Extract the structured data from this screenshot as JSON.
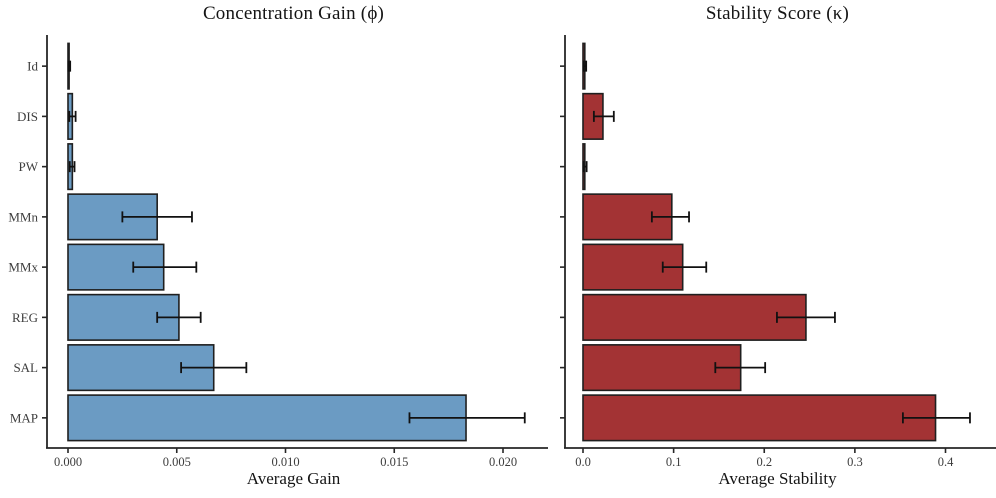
{
  "figure": {
    "background": "#ffffff",
    "title_color": "#141414",
    "label_color": "#3d3d3d",
    "axis_color": "#262626"
  },
  "chart_data": [
    {
      "type": "bar",
      "orientation": "horizontal",
      "title": "Concentration Gain (ϕ)",
      "xlabel": "Average Gain",
      "grid": false,
      "legend": "none",
      "categories": [
        "Id",
        "DIS",
        "PW",
        "MMn",
        "MMx",
        "REG",
        "SAL",
        "MAP"
      ],
      "values": [
        5e-05,
        0.0002,
        0.0002,
        0.0041,
        0.0044,
        0.0051,
        0.0067,
        0.0183
      ],
      "error_low": [
        2e-05,
        6e-05,
        8e-05,
        0.0025,
        0.003,
        0.0041,
        0.0052,
        0.0157
      ],
      "error_high": [
        0.0001,
        0.00035,
        0.0003,
        0.0057,
        0.0059,
        0.0061,
        0.0082,
        0.021
      ],
      "xlim": [
        0,
        0.0217
      ],
      "xticks": [
        0,
        0.005,
        0.01,
        0.015,
        0.02
      ],
      "xtick_labels": [
        "0.000",
        "0.005",
        "0.010",
        "0.015",
        "0.020"
      ],
      "bar_fill": "#6B9BC3",
      "bar_stroke": "#1f1f1f",
      "show_category_labels": true
    },
    {
      "type": "bar",
      "orientation": "horizontal",
      "title": "Stability Score (κ)",
      "xlabel": "Average Stability",
      "grid": false,
      "legend": "none",
      "categories": [
        "Id",
        "DIS",
        "PW",
        "MMn",
        "MMx",
        "REG",
        "SAL",
        "MAP"
      ],
      "values": [
        0.002,
        0.022,
        0.002,
        0.098,
        0.11,
        0.246,
        0.174,
        0.389
      ],
      "error_low": [
        0.0008,
        0.012,
        0.0005,
        0.076,
        0.088,
        0.214,
        0.146,
        0.353
      ],
      "error_high": [
        0.0035,
        0.034,
        0.004,
        0.117,
        0.136,
        0.278,
        0.201,
        0.427
      ],
      "xlim": [
        0,
        0.445
      ],
      "xticks": [
        0,
        0.1,
        0.2,
        0.3,
        0.4
      ],
      "xtick_labels": [
        "0.0",
        "0.1",
        "0.2",
        "0.3",
        "0.4"
      ],
      "bar_fill": "#A33334",
      "bar_stroke": "#1f1f1f",
      "show_category_labels": false
    }
  ]
}
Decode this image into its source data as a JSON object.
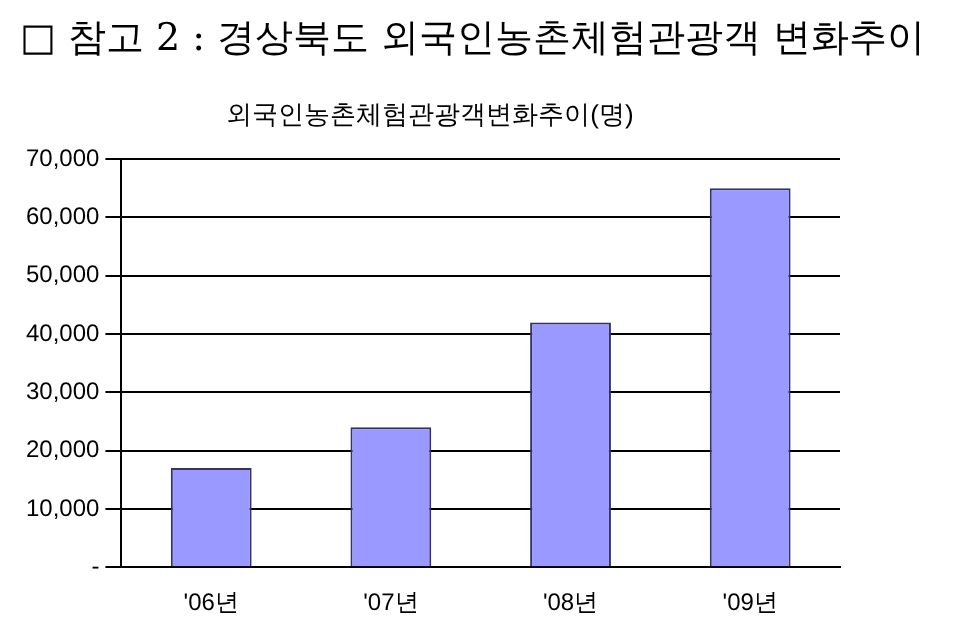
{
  "chart_data": {
    "type": "bar",
    "title": "□ 참고 2 : 경상북도 외국인농촌체험관광객 변화추이",
    "subtitle": "외국인농촌체험관광객변화추이(명)",
    "categories": [
      "'06년",
      "'07년",
      "'08년",
      "'09년"
    ],
    "values": [
      17000,
      24000,
      42000,
      65000
    ],
    "color": "#9999ff",
    "ylim": [
      0,
      70000
    ],
    "yticks": [
      {
        "value": 0,
        "label": "-"
      },
      {
        "value": 10000,
        "label": "10,000"
      },
      {
        "value": 20000,
        "label": "20,000"
      },
      {
        "value": 30000,
        "label": "30,000"
      },
      {
        "value": 40000,
        "label": "40,000"
      },
      {
        "value": 50000,
        "label": "50,000"
      },
      {
        "value": 60000,
        "label": "60,000"
      },
      {
        "value": 70000,
        "label": "70,000"
      }
    ],
    "grid": "y",
    "legend": false
  }
}
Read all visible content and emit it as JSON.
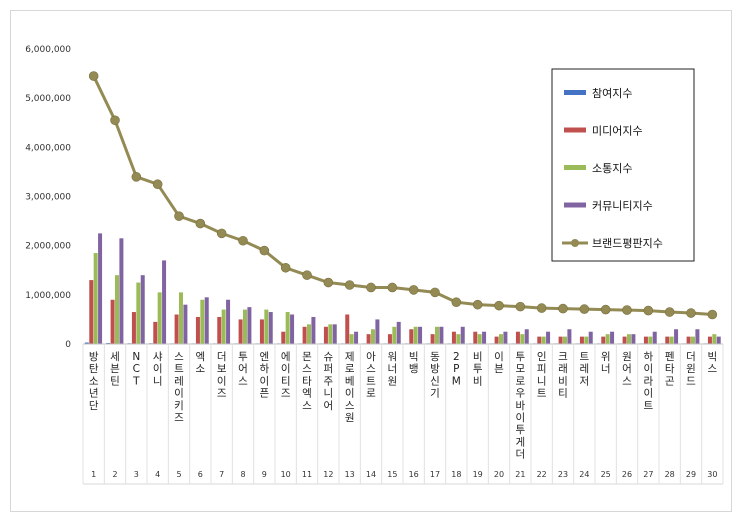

=====

Count every line above that holds the word "Gain", and state the number and nothing more.

2